Dataset excerpts:

+ + + + +

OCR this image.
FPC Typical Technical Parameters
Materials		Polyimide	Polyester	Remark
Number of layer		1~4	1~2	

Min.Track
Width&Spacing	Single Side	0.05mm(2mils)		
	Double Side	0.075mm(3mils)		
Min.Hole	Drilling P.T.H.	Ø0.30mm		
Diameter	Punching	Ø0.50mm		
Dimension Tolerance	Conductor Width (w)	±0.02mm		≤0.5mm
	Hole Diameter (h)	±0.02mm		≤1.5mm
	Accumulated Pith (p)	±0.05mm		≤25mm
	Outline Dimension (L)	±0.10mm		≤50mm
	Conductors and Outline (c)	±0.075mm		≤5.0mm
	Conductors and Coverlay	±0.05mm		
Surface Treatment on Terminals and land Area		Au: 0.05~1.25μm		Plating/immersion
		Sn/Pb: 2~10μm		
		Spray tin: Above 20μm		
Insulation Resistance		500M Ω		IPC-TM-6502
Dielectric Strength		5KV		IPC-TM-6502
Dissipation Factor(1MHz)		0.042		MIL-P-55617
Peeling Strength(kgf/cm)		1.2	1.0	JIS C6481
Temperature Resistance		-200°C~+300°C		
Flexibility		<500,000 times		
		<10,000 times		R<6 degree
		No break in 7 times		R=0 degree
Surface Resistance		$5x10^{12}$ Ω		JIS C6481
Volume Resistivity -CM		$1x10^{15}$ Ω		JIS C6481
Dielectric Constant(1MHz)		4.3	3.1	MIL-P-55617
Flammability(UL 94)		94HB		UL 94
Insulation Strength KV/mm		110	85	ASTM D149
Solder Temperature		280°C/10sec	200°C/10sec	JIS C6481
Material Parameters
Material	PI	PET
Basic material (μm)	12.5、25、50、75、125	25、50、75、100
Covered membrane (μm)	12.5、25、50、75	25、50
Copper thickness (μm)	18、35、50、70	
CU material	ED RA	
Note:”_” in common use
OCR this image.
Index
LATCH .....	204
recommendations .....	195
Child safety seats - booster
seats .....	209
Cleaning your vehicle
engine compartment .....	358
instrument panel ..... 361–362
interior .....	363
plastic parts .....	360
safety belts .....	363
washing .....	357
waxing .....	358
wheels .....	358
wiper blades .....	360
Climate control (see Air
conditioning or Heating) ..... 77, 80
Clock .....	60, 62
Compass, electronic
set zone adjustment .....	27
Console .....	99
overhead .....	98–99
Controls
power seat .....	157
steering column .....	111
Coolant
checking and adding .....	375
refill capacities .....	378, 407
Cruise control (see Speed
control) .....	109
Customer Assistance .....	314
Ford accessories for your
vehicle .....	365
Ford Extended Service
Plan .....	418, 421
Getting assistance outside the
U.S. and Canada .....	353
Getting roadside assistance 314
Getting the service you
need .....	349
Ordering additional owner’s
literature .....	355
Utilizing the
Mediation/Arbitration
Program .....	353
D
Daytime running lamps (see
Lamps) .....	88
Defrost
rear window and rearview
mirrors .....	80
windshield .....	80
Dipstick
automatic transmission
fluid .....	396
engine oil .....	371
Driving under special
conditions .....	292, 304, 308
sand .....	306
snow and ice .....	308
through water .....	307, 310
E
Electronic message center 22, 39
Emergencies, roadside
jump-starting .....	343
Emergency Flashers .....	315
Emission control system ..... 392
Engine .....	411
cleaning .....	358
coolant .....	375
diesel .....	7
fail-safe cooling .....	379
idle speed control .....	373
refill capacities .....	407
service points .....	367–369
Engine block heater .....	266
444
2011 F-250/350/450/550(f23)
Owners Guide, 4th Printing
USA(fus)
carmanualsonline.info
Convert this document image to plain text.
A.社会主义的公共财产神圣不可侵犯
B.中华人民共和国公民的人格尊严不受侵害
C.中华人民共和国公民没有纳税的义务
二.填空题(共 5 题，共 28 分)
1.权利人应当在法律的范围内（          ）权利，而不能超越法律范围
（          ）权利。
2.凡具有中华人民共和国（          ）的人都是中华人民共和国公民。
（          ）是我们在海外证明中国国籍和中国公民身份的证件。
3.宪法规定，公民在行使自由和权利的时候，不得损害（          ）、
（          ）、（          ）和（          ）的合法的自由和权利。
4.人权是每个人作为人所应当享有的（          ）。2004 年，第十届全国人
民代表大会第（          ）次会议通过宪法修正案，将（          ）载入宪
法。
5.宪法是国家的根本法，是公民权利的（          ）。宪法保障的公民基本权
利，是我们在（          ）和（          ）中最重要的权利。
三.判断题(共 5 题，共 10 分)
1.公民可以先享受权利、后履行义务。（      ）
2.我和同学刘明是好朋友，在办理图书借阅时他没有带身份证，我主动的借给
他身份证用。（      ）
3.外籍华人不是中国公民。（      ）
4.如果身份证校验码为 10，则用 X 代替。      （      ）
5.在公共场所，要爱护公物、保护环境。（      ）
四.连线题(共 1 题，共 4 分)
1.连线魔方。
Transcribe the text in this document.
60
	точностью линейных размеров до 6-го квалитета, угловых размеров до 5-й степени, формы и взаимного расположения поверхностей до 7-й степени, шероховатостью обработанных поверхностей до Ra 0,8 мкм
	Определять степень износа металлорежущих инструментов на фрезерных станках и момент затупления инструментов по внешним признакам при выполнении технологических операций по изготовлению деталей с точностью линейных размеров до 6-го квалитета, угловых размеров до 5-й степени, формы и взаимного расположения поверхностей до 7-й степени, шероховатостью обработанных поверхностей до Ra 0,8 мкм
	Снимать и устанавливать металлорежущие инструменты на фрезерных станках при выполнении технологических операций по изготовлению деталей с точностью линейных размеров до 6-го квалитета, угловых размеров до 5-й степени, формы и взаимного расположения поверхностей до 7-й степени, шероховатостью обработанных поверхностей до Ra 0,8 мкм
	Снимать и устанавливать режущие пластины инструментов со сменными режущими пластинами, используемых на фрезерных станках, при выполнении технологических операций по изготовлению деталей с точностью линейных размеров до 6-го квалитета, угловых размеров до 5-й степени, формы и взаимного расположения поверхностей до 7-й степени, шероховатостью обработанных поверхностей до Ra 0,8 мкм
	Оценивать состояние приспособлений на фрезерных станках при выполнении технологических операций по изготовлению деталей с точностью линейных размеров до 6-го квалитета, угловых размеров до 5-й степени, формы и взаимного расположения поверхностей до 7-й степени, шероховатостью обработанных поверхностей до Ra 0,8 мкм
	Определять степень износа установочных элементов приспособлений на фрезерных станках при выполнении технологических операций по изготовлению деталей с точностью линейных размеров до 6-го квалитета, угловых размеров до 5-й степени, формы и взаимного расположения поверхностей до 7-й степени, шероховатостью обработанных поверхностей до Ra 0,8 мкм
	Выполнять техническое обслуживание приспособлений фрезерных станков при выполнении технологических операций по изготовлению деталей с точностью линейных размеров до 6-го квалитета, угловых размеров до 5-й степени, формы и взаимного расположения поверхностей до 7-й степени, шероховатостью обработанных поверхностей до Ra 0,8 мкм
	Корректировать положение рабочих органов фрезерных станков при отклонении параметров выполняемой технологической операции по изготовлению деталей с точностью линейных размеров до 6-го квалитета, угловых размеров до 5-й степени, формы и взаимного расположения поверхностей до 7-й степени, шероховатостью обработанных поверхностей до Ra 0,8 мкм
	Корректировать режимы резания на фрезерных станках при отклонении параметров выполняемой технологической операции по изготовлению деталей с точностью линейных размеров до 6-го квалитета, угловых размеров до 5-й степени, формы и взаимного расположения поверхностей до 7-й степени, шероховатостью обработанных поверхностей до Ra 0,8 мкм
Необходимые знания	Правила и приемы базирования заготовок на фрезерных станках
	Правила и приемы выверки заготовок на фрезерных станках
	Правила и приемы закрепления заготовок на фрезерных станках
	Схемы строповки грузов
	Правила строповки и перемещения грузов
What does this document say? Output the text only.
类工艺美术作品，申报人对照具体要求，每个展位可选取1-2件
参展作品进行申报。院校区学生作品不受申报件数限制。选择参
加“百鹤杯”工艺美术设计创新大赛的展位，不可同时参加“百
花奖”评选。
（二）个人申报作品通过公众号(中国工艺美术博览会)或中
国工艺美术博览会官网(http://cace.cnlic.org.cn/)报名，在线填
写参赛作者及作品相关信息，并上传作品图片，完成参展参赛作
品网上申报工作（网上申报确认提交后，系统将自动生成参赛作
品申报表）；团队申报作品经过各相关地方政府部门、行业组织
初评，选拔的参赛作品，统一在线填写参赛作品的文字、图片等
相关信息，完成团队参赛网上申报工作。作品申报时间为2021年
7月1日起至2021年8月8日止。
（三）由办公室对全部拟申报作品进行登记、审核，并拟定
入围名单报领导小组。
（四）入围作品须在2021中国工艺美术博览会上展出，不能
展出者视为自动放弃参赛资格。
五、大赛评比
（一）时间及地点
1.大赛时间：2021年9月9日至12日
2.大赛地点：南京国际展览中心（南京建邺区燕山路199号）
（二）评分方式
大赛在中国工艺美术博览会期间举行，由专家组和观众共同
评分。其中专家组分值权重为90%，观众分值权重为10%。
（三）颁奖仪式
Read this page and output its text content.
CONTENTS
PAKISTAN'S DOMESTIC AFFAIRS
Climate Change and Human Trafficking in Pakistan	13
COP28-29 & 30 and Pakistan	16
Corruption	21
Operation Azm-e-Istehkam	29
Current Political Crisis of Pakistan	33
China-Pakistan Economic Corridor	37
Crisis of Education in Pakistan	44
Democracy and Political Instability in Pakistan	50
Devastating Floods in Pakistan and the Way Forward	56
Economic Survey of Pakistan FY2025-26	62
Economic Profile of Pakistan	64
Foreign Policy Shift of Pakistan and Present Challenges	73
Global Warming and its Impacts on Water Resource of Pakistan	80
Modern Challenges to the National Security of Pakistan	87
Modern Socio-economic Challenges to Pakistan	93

+ + + + +

What to work on: All lines of the data above that include the word "degree" must be shown.

Expected output:
		<10,000 times		R<6 degree
		No break in 7 times		R=0 degree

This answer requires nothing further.